> AIM
What follows is a set of records; restate each one word for word and drop the pictures.
>>>>>
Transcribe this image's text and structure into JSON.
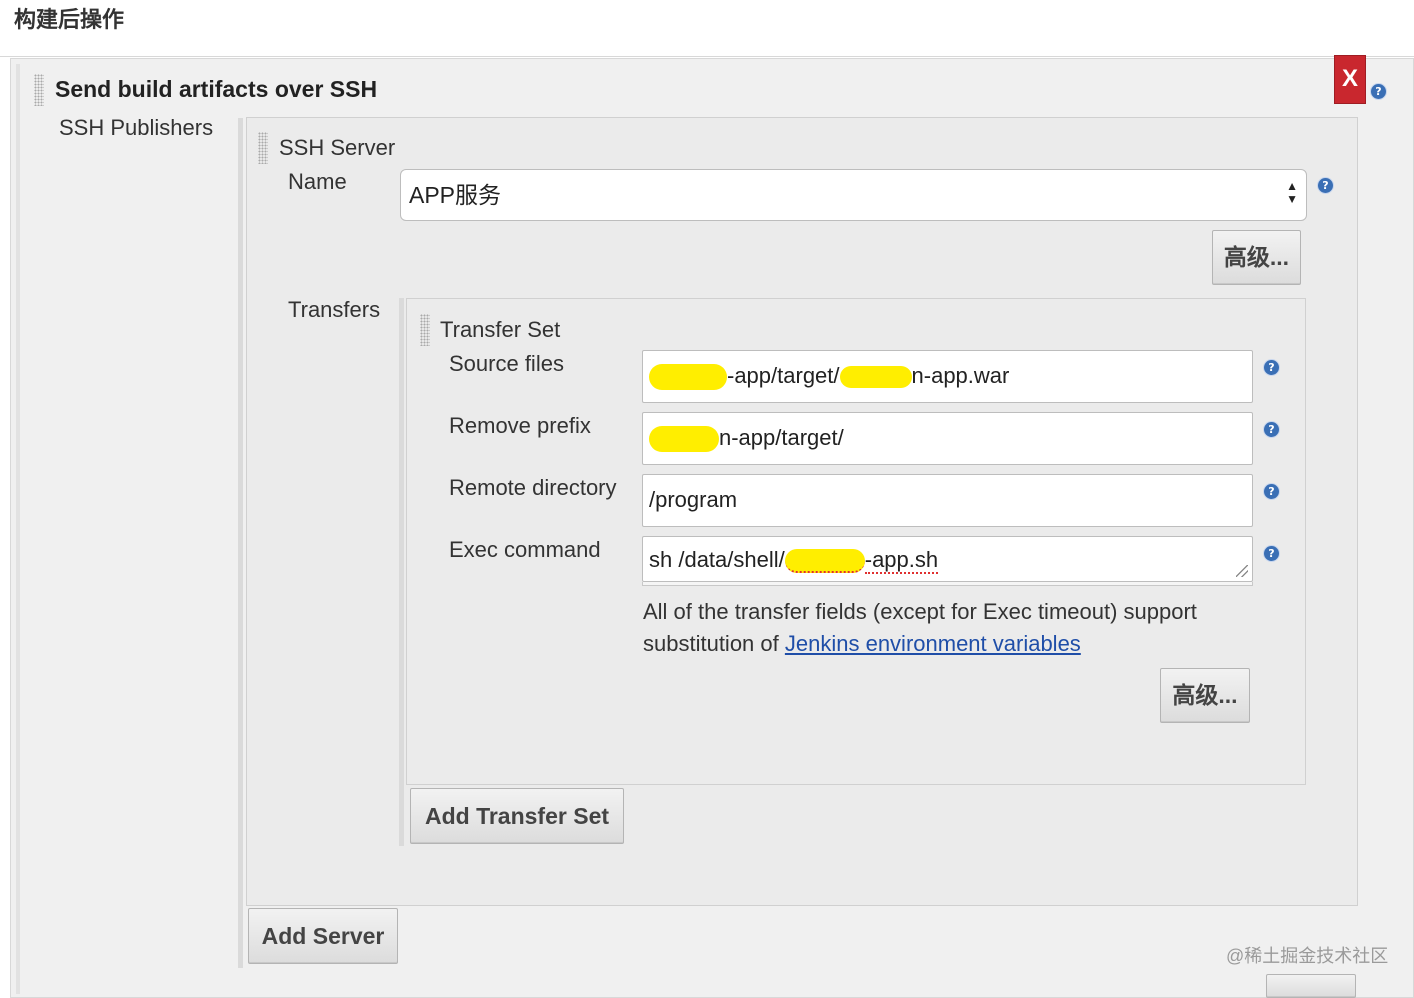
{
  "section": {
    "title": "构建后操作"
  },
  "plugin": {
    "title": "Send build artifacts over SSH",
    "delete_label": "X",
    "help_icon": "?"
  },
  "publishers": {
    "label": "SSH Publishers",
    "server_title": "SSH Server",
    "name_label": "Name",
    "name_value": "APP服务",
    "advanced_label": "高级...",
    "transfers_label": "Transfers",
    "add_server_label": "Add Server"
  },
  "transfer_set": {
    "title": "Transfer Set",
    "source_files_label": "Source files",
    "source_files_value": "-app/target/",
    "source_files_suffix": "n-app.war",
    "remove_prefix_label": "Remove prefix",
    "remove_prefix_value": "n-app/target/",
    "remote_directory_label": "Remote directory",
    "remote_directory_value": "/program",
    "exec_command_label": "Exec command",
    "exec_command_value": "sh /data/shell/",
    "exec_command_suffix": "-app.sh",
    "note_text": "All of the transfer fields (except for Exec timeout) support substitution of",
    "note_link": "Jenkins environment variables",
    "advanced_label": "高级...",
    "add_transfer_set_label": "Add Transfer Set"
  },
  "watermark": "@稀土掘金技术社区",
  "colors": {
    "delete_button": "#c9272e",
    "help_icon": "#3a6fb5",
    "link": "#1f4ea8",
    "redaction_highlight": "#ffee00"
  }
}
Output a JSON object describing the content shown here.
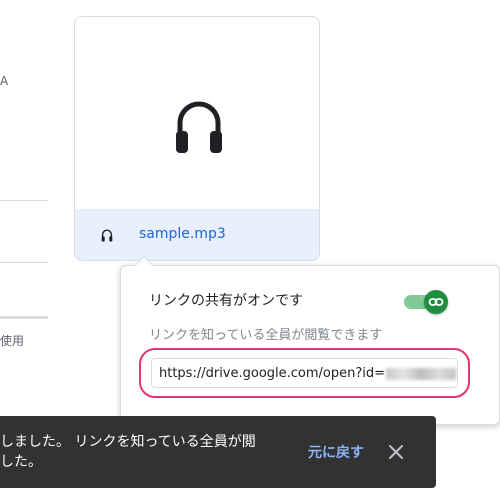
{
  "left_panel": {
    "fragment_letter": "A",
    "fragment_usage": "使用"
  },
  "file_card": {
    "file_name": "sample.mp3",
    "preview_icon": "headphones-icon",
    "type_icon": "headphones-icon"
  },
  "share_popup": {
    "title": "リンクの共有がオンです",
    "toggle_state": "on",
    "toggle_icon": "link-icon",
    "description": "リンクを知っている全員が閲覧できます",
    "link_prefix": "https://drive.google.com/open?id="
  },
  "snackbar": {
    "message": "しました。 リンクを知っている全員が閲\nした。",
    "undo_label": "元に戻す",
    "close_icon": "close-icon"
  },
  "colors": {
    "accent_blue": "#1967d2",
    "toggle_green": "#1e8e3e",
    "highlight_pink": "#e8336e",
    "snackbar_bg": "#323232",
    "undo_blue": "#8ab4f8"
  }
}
<<<<<
> THE REPLY
Transcribe this image's text and structure into JSON.
{
  "section": {
    "title": "构建后操作"
  },
  "plugin": {
    "title": "Send build artifacts over SSH",
    "delete_label": "X",
    "help_icon": "?"
  },
  "publishers": {
    "label": "SSH Publishers",
    "server_title": "SSH Server",
    "name_label": "Name",
    "name_value": "APP服务",
    "advanced_label": "高级...",
    "transfers_label": "Transfers",
    "add_server_label": "Add Server"
  },
  "transfer_set": {
    "title": "Transfer Set",
    "source_files_label": "Source files",
    "source_files_value": "-app/target/",
    "source_files_suffix": "n-app.war",
    "remove_prefix_label": "Remove prefix",
    "remove_prefix_value": "n-app/target/",
    "remote_directory_label": "Remote directory",
    "remote_directory_value": "/program",
    "exec_command_label": "Exec command",
    "exec_command_value": "sh /data/shell/",
    "exec_command_suffix": "-app.sh",
    "note_text": "All of the transfer fields (except for Exec timeout) support substitution of",
    "note_link": "Jenkins environment variables",
    "advanced_label": "高级...",
    "add_transfer_set_label": "Add Transfer Set"
  },
  "watermark": "@稀土掘金技术社区",
  "colors": {
    "delete_button": "#c9272e",
    "help_icon": "#3a6fb5",
    "link": "#1f4ea8",
    "redaction_highlight": "#ffee00"
  }
}
Output a JSON object describing the content shown here.
{
  "left_panel": {
    "fragment_letter": "A",
    "fragment_usage": "使用"
  },
  "file_card": {
    "file_name": "sample.mp3",
    "preview_icon": "headphones-icon",
    "type_icon": "headphones-icon"
  },
  "share_popup": {
    "title": "リンクの共有がオンです",
    "toggle_state": "on",
    "toggle_icon": "link-icon",
    "description": "リンクを知っている全員が閲覧できます",
    "link_prefix": "https://drive.google.com/open?id="
  },
  "snackbar": {
    "message": "しました。 リンクを知っている全員が閲\nした。",
    "undo_label": "元に戻す",
    "close_icon": "close-icon"
  },
  "colors": {
    "accent_blue": "#1967d2",
    "toggle_green": "#1e8e3e",
    "highlight_pink": "#e8336e",
    "snackbar_bg": "#323232",
    "undo_blue": "#8ab4f8"
  }
}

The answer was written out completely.